_Exercise material_

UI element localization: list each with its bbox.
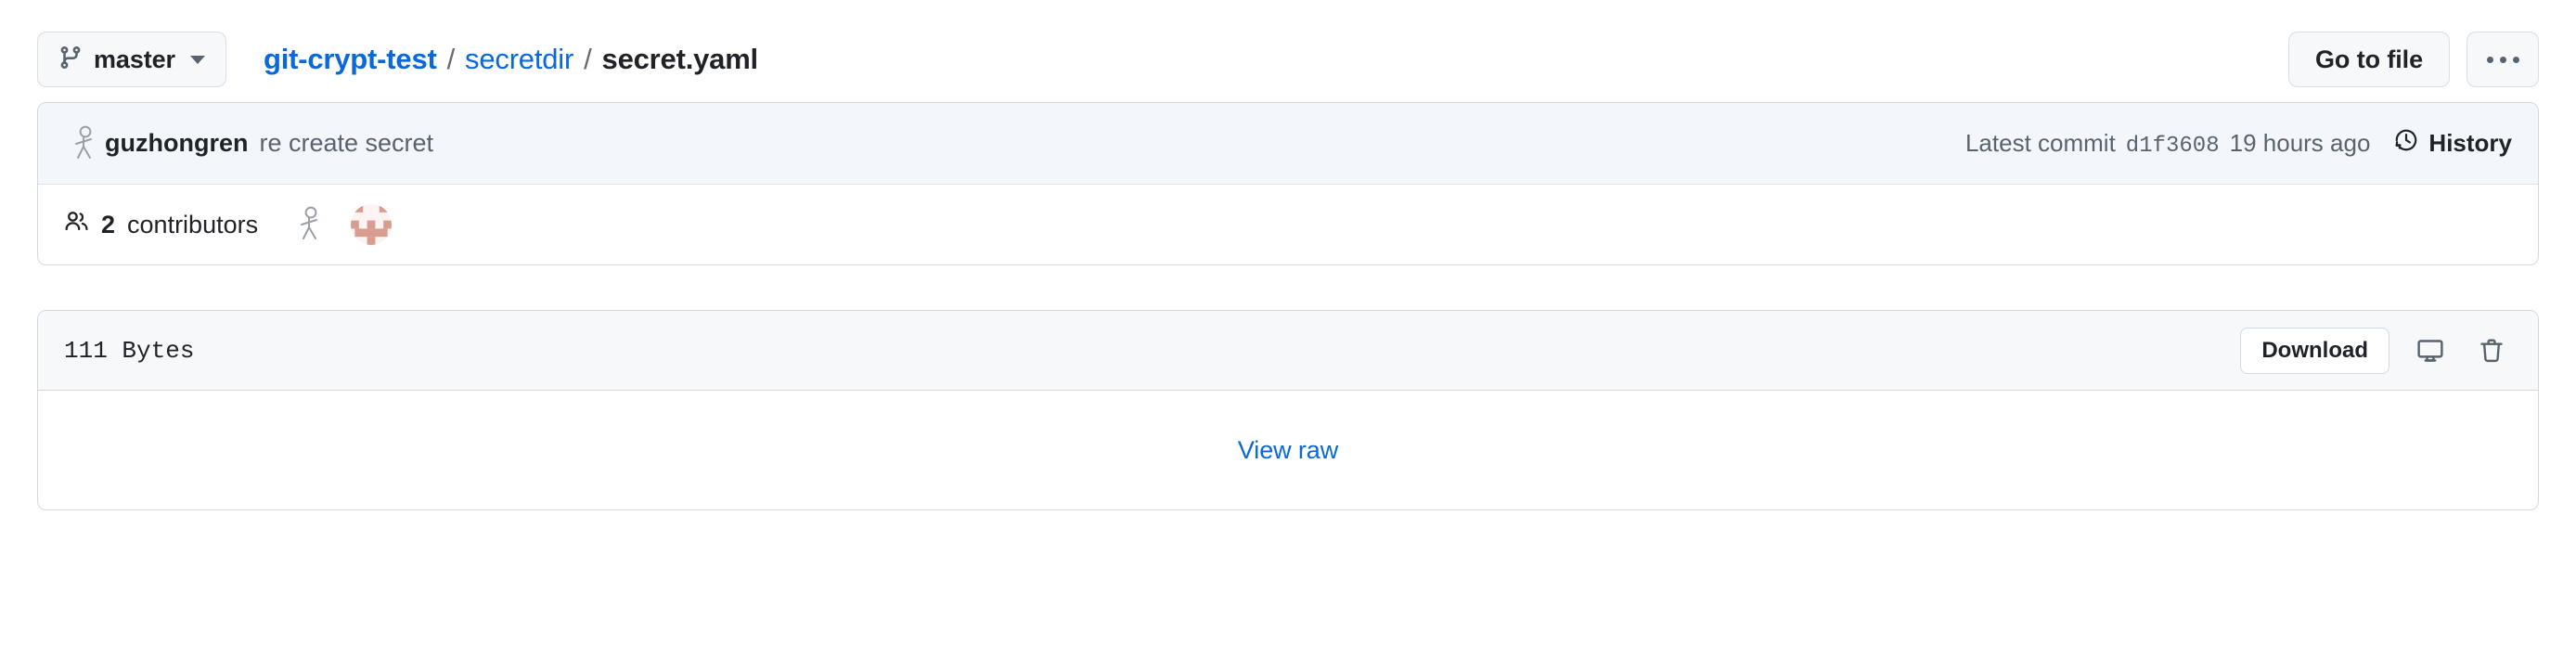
breadcrumb-directory-link[interactable]: secretdir <box>465 43 573 76</box>
contributors-count: 2 <box>101 210 116 238</box>
history-link[interactable]: History <box>2394 128 2512 159</box>
stick-figure-avatar[interactable] <box>290 204 330 245</box>
download-button[interactable]: Download <box>2240 327 2389 374</box>
breadcrumb-separator: / <box>446 43 456 75</box>
contributor-avatars <box>290 204 393 245</box>
contributors-label: contributors <box>127 210 259 238</box>
view-raw-link[interactable]: View raw <box>1238 436 1338 465</box>
header-actions: Go to file <box>2288 32 2539 87</box>
git-branch-icon <box>58 45 83 74</box>
commit-message-link[interactable]: re create secret <box>259 129 433 158</box>
contributors-row: 2 contributors <box>38 185 2538 264</box>
file-content-body: View raw <box>38 391 2538 509</box>
commit-meta: Latest commit d1f3608 19 hours ago Histo… <box>1965 128 2512 159</box>
contributors-link[interactable]: 2 contributors <box>64 209 258 240</box>
branch-selector-button[interactable]: master <box>37 32 226 87</box>
latest-commit-row: guzhongren re create secret Latest commi… <box>38 103 2538 185</box>
branch-name-label: master <box>94 45 175 73</box>
breadcrumb-separator: / <box>584 43 592 75</box>
stick-figure-avatar[interactable] <box>64 123 105 164</box>
file-toolbar: 111 Bytes Download <box>38 311 2538 391</box>
more-options-button[interactable] <box>2467 32 2539 87</box>
file-size-label: 111 Bytes <box>64 336 195 365</box>
go-to-file-button[interactable]: Go to file <box>2288 32 2450 87</box>
people-icon <box>64 209 89 240</box>
trash-icon[interactable] <box>2471 330 2512 371</box>
file-view-page: master git-crypt-test / secretdir / secr… <box>0 0 2576 670</box>
commit-sha-link[interactable]: d1f3608 <box>2126 134 2220 159</box>
breadcrumb: git-crypt-test / secretdir / secret.yaml <box>264 43 758 76</box>
breadcrumb-repo-link[interactable]: git-crypt-test <box>264 43 437 76</box>
desktop-download-icon[interactable] <box>2410 330 2451 371</box>
file-actions: Download <box>2240 327 2512 374</box>
history-clock-icon <box>2394 128 2418 159</box>
commit-relative-time: 19 hours ago <box>2229 128 2371 157</box>
breadcrumb-file-name: secret.yaml <box>601 43 759 75</box>
kebab-menu-icon <box>2486 56 2519 63</box>
commit-author-link[interactable]: guzhongren <box>105 129 248 158</box>
chevron-down-icon <box>189 55 205 64</box>
file-header: master git-crypt-test / secretdir / secr… <box>37 0 2539 102</box>
commit-info-card: guzhongren re create secret Latest commi… <box>37 102 2539 265</box>
latest-commit-meta: Latest commit d1f3608 19 hours ago <box>1965 129 2370 159</box>
file-content-card: 111 Bytes Download View raw <box>37 310 2539 510</box>
history-label: History <box>2428 129 2512 157</box>
identicon-avatar[interactable] <box>351 204 393 245</box>
latest-commit-label: Latest commit <box>1964 128 2116 157</box>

_What you will do_
Copy the listing above line for line, leaving out the picture.

_Full answer_
UI element localization: list each with its bbox.
breadcrumb-directory-link[interactable]: secretdir <box>465 43 573 76</box>
contributors-count: 2 <box>101 210 116 238</box>
history-link[interactable]: History <box>2394 128 2512 159</box>
stick-figure-avatar[interactable] <box>290 204 330 245</box>
download-button[interactable]: Download <box>2240 327 2389 374</box>
breadcrumb-separator: / <box>446 43 456 75</box>
contributor-avatars <box>290 204 393 245</box>
contributors-label: contributors <box>127 210 259 238</box>
view-raw-link[interactable]: View raw <box>1238 436 1338 465</box>
header-actions: Go to file <box>2288 32 2539 87</box>
git-branch-icon <box>58 45 83 74</box>
commit-message-link[interactable]: re create secret <box>259 129 433 158</box>
contributors-row: 2 contributors <box>38 185 2538 264</box>
file-content-body: View raw <box>38 391 2538 509</box>
commit-meta: Latest commit d1f3608 19 hours ago Histo… <box>1965 128 2512 159</box>
contributors-link[interactable]: 2 contributors <box>64 209 258 240</box>
branch-selector-button[interactable]: master <box>37 32 226 87</box>
latest-commit-row: guzhongren re create secret Latest commi… <box>38 103 2538 185</box>
branch-name-label: master <box>94 45 175 73</box>
breadcrumb-separator: / <box>584 43 592 75</box>
stick-figure-avatar[interactable] <box>64 123 105 164</box>
file-toolbar: 111 Bytes Download <box>38 311 2538 391</box>
more-options-button[interactable] <box>2467 32 2539 87</box>
file-size-label: 111 Bytes <box>64 336 195 365</box>
go-to-file-button[interactable]: Go to file <box>2288 32 2450 87</box>
people-icon <box>64 209 89 240</box>
trash-icon[interactable] <box>2471 330 2512 371</box>
file-view-page: master git-crypt-test / secretdir / secr… <box>0 0 2576 670</box>
commit-sha-link[interactable]: d1f3608 <box>2126 134 2220 159</box>
breadcrumb: git-crypt-test / secretdir / secret.yaml <box>264 43 758 76</box>
breadcrumb-repo-link[interactable]: git-crypt-test <box>264 43 437 76</box>
desktop-download-icon[interactable] <box>2410 330 2451 371</box>
file-actions: Download <box>2240 327 2512 374</box>
history-clock-icon <box>2394 128 2418 159</box>
commit-relative-time: 19 hours ago <box>2229 128 2371 157</box>
breadcrumb-file-name: secret.yaml <box>601 43 759 75</box>
kebab-menu-icon <box>2486 56 2519 63</box>
commit-author-link[interactable]: guzhongren <box>105 129 248 158</box>
chevron-down-icon <box>189 55 205 64</box>
file-header: master git-crypt-test / secretdir / secr… <box>37 0 2539 102</box>
commit-info-card: guzhongren re create secret Latest commi… <box>37 102 2539 265</box>
latest-commit-meta: Latest commit d1f3608 19 hours ago <box>1965 129 2370 159</box>
file-content-card: 111 Bytes Download View raw <box>37 310 2539 510</box>
history-label: History <box>2428 129 2512 157</box>
identicon-avatar[interactable] <box>351 204 393 245</box>
latest-commit-label: Latest commit <box>1964 128 2116 157</box>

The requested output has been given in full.